The request:
Set the data down again, exactly as it reads, but without the pictures.

Given records:
+ + +

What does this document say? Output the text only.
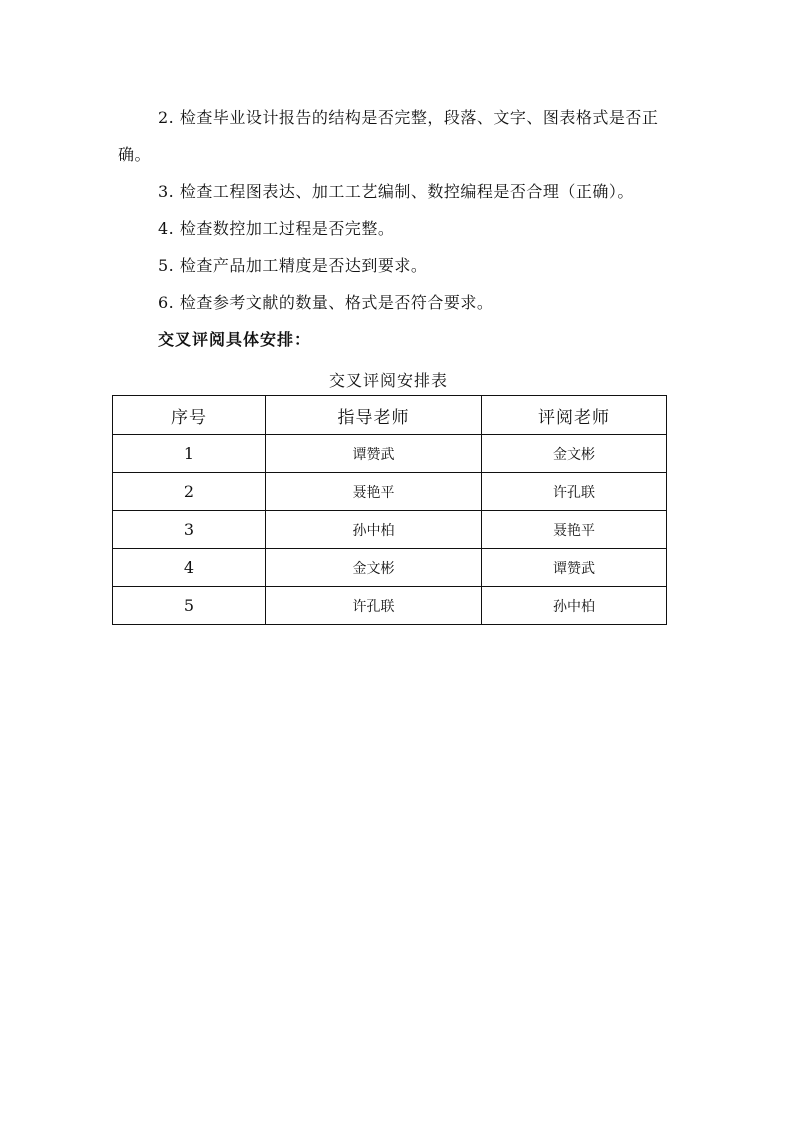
2. 检查毕业设计报告的结构是否完整，段落、文字、图表格式是否正确。

3. 检查工程图表达、加工工艺编制、数控编程是否合理（正确）。

4. 检查数控加工过程是否完整。

5. 检查产品加工精度是否达到要求。

6. 检查参考文献的数量、格式是否符合要求。

交叉评阅具体安排：

交叉评阅安排表
序号	指导老师	评阅老师
1	谭赞武	金文彬
2	聂艳平	许孔联
3	孙中柏	聂艳平
4	金文彬	谭赞武
5	许孔联	孙中柏
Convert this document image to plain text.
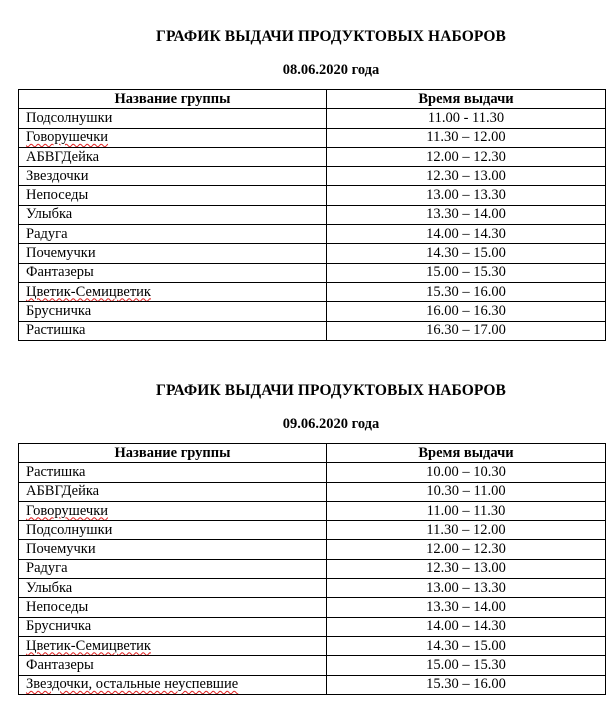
ГРАФИК ВЫДАЧИ ПРОДУКТОВЫХ НАБОРОВ
08.06.2020 года
Название группы	Время выдачи
Подсолнушки	11.00 - 11.30
Говорушечки	11.30 – 12.00
АБВГДейка	12.00 – 12.30
Звездочки	12.30 – 13.00
Непоседы	13.00 – 13.30
Улыбка	13.30 – 14.00
Радуга	14.00 – 14.30
Почемучки	14.30 – 15.00
Фантазеры	15.00 – 15.30
Цветик-Семицветик	15.30 – 16.00
Брусничка	16.00 – 16.30
Растишка	16.30 – 17.00
ГРАФИК ВЫДАЧИ ПРОДУКТОВЫХ НАБОРОВ
09.06.2020 года
Название группы	Время выдачи
Растишка	10.00 – 10.30
АБВГДейка	10.30 – 11.00
Говорушечки	11.00 – 11.30
Подсолнушки	11.30 – 12.00
Почемучки	12.00 – 12.30
Радуга	12.30 – 13.00
Улыбка	13.00 – 13.30
Непоседы	13.30 – 14.00
Брусничка	14.00 – 14.30
Цветик-Семицветик	14.30 – 15.00
Фантазеры	15.00 – 15.30
Звездочки, остальные неуспевшие	15.30 – 16.00
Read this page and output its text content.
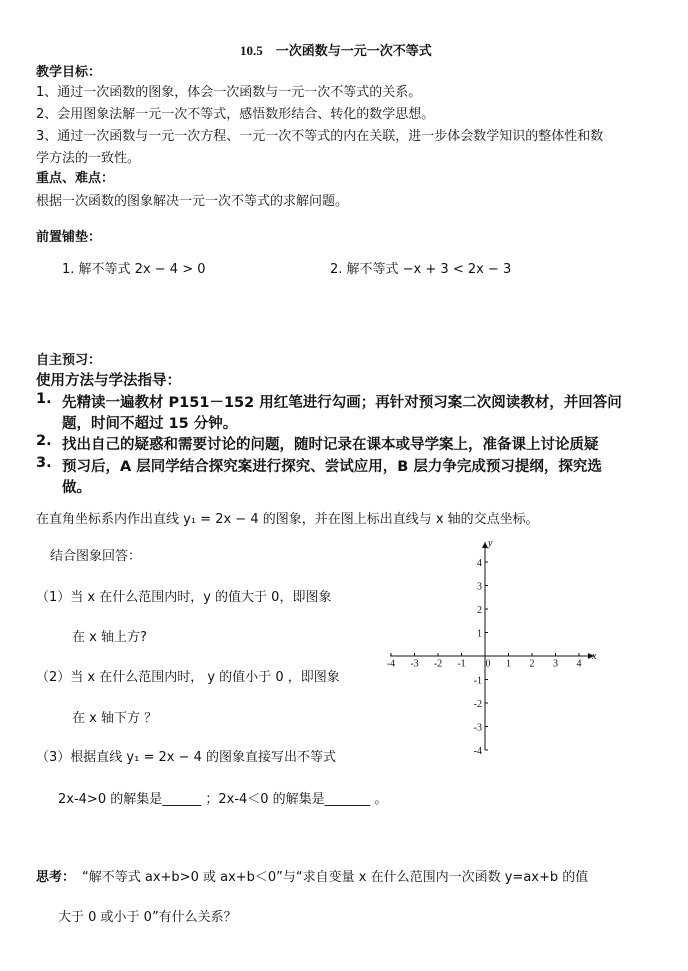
10.5　一次函数与一元一次不等式
教学目标：
1、通过一次函数的图象，体会一次函数与一元一次不等式的关系。
2、会用图象法解一元一次不等式，感悟数形结合、转化的数学思想。
3、通过一次函数与一元一次方程、一元一次不等式的内在关联，进一步体会数学知识的整体性和数
学方法的一致性。
重点、难点：
根据一次函数的图象解决一元一次不等式的求解问题。
前置铺垫：
1. 解不等式 2x − 4 > 0	2. 解不等式 −x + 3 < 2x − 3
自主预习：
使用方法与学法指导：
1. 先精读一遍教材 P151－152 用红笔进行勾画；再针对预习案二次阅读教材，并回答问
题，时间不超过 15 分钟。
2. 找出自己的疑惑和需要讨论的问题，随时记录在课本或导学案上，准备课上讨论质疑
3. 预习后，A 层同学结合探究案进行探究、尝试应用，B 层力争完成预习提纲，探究选
做。
在直角坐标系内作出直线 y₁ = 2x − 4 的图象，并在图上标出直线与 x 轴的交点坐标。
结合图象回答：
（1）当 x 在什么范围内时，y 的值大于 0，即图象
在 x 轴上方?
（2）当 x 在什么范围内时， y 的值小于 0 ，即图象
在 x 轴下方 ？
（3）根据直线 y₁ = 2x − 4 的图象直接写出不等式
2x-4>0 的解集是______ ；2x-4＜0 的解集是_______ 。
思考： “解不等式 ax+b>0 或 ax+b＜0”与“求自变量 x 在什么范围内一次函数 y=ax+b 的值
大于 0 或小于 0”有什么关系？
x
y
-4 -3 -2 -1 0 1 2 3 4
4
3
2
1
-1
-2
-3
-4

+ + +

Written response:
What does this document say? Output the text only.
2. 检查毕业设计报告的结构是否完整，段落、文字、图表格式是否正确。

3. 检查工程图表达、加工工艺编制、数控编程是否合理（正确）。

4. 检查数控加工过程是否完整。

5. 检查产品加工精度是否达到要求。

6. 检查参考文献的数量、格式是否符合要求。

交叉评阅具体安排：

交叉评阅安排表
序号	指导老师	评阅老师
1	谭赞武	金文彬
2	聂艳平	许孔联
3	孙中柏	聂艳平
4	金文彬	谭赞武
5	许孔联	孙中柏
Convert this document image to plain text.
ГРАФИК ВЫДАЧИ ПРОДУКТОВЫХ НАБОРОВ
08.06.2020 года
Название группы	Время выдачи
Подсолнушки	11.00 - 11.30
Говорушечки	11.30 – 12.00
АБВГДейка	12.00 – 12.30
Звездочки	12.30 – 13.00
Непоседы	13.00 – 13.30
Улыбка	13.30 – 14.00
Радуга	14.00 – 14.30
Почемучки	14.30 – 15.00
Фантазеры	15.00 – 15.30
Цветик-Семицветик	15.30 – 16.00
Брусничка	16.00 – 16.30
Растишка	16.30 – 17.00
ГРАФИК ВЫДАЧИ ПРОДУКТОВЫХ НАБОРОВ
09.06.2020 года
Название группы	Время выдачи
Растишка	10.00 – 10.30
АБВГДейка	10.30 – 11.00
Говорушечки	11.00 – 11.30
Подсолнушки	11.30 – 12.00
Почемучки	12.00 – 12.30
Радуга	12.30 – 13.00
Улыбка	13.00 – 13.30
Непоседы	13.30 – 14.00
Брусничка	14.00 – 14.30
Цветик-Семицветик	14.30 – 15.00
Фантазеры	15.00 – 15.30
Звездочки, остальные неуспевшие	15.30 – 16.00
Read this page and output its text content.
10.5　一次函数与一元一次不等式
教学目标：
1、通过一次函数的图象，体会一次函数与一元一次不等式的关系。
2、会用图象法解一元一次不等式，感悟数形结合、转化的数学思想。
3、通过一次函数与一元一次方程、一元一次不等式的内在关联，进一步体会数学知识的整体性和数
学方法的一致性。
重点、难点：
根据一次函数的图象解决一元一次不等式的求解问题。
前置铺垫：
1. 解不等式 2x − 4 > 0	2. 解不等式 −x + 3 < 2x − 3
自主预习：
使用方法与学法指导：
1. 先精读一遍教材 P151－152 用红笔进行勾画；再针对预习案二次阅读教材，并回答问
题，时间不超过 15 分钟。
2. 找出自己的疑惑和需要讨论的问题，随时记录在课本或导学案上，准备课上讨论质疑
3. 预习后，A 层同学结合探究案进行探究、尝试应用，B 层力争完成预习提纲，探究选
做。
在直角坐标系内作出直线 y₁ = 2x − 4 的图象，并在图上标出直线与 x 轴的交点坐标。
结合图象回答：
（1）当 x 在什么范围内时，y 的值大于 0，即图象
在 x 轴上方?
（2）当 x 在什么范围内时， y 的值小于 0 ，即图象
在 x 轴下方 ？
（3）根据直线 y₁ = 2x − 4 的图象直接写出不等式
2x-4>0 的解集是______ ；2x-4＜0 的解集是_______ 。
思考： “解不等式 ax+b>0 或 ax+b＜0”与“求自变量 x 在什么范围内一次函数 y=ax+b 的值
大于 0 或小于 0”有什么关系？
x
y
-4 -3 -2 -1 0 1 2 3 4
4
3
2
1
-1
-2
-3
-4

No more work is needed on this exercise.